Task goal - Reproduce the listing, starting at its beginning and ending at the line that contains "page: 展开行 当行内容过多并且不想显示横向滚动条时，可以使用", with "row-product-name" replaced by "row-item-name" and everything else left unchanged.

== Entries ==

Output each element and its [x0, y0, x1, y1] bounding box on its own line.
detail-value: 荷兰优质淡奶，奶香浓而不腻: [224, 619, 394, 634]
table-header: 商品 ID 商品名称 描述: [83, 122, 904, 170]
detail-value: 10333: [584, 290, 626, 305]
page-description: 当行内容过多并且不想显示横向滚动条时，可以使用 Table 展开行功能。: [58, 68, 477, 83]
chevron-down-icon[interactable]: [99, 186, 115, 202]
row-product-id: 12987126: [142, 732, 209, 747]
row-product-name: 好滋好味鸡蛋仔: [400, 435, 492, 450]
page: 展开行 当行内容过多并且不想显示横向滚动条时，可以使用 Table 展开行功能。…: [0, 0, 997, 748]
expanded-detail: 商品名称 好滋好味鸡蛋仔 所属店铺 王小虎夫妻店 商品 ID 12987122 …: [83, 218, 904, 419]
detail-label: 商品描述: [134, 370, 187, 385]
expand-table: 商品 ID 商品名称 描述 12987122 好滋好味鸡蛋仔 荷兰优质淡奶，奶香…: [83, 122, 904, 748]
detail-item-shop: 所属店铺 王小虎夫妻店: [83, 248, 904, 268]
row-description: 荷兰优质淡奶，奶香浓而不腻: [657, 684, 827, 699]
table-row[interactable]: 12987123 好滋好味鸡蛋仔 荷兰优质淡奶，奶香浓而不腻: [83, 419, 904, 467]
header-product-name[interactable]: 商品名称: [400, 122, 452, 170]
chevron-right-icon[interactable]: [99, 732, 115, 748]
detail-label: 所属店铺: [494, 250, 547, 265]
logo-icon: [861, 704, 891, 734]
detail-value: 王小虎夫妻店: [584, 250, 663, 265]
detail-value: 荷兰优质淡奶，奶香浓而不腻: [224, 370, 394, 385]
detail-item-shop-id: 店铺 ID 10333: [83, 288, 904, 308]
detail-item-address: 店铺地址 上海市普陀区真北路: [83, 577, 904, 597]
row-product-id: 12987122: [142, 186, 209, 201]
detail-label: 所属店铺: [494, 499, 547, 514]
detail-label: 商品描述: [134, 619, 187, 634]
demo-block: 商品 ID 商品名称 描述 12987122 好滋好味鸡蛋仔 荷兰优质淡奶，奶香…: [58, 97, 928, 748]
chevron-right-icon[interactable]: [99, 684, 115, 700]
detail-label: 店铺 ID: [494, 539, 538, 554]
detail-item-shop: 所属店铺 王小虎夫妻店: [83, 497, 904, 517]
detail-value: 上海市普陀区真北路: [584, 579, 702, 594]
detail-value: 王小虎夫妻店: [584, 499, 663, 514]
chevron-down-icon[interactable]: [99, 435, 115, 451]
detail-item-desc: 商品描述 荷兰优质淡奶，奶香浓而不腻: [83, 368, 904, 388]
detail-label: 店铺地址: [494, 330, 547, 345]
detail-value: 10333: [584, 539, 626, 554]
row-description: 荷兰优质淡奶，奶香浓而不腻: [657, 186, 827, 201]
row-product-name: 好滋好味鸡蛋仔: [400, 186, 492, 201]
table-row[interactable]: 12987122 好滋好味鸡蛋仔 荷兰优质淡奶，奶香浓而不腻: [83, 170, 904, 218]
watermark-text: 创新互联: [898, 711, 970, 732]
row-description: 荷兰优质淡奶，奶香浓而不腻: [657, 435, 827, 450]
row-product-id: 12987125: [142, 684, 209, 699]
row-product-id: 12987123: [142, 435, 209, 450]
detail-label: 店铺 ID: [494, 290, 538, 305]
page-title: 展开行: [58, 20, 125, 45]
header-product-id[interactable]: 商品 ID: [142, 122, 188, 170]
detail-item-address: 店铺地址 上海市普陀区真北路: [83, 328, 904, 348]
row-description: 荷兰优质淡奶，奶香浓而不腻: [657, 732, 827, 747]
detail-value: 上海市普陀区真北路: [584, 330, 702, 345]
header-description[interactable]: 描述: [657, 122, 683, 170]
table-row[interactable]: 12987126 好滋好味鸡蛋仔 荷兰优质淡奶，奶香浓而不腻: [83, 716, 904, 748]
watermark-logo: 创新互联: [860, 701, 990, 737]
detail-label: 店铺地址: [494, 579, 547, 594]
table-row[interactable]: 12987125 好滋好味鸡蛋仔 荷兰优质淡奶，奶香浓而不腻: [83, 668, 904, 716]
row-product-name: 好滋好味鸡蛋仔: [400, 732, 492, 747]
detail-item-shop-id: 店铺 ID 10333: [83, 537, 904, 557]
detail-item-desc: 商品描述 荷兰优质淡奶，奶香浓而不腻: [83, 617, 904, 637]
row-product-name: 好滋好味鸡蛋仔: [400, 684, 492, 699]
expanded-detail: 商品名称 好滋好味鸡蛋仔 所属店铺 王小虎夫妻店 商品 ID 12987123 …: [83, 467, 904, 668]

===

Response to this task -
Output each element and its [x0, y0, x1, y1] bounding box on its own line.
detail-value: 荷兰优质淡奶，奶香浓而不腻: [224, 619, 394, 634]
table-header: 商品 ID 商品名称 描述: [83, 122, 904, 170]
detail-value: 10333: [584, 290, 626, 305]
page-description: 当行内容过多并且不想显示横向滚动条时，可以使用 Table 展开行功能。: [58, 68, 477, 83]
chevron-down-icon[interactable]: [99, 186, 115, 202]
row-product-id: 12987126: [142, 732, 209, 747]
row-item-name: 好滋好味鸡蛋仔: [400, 435, 492, 450]
page: 展开行 当行内容过多并且不想显示横向滚动条时，可以使用 Table 展开行功能。…: [0, 0, 997, 748]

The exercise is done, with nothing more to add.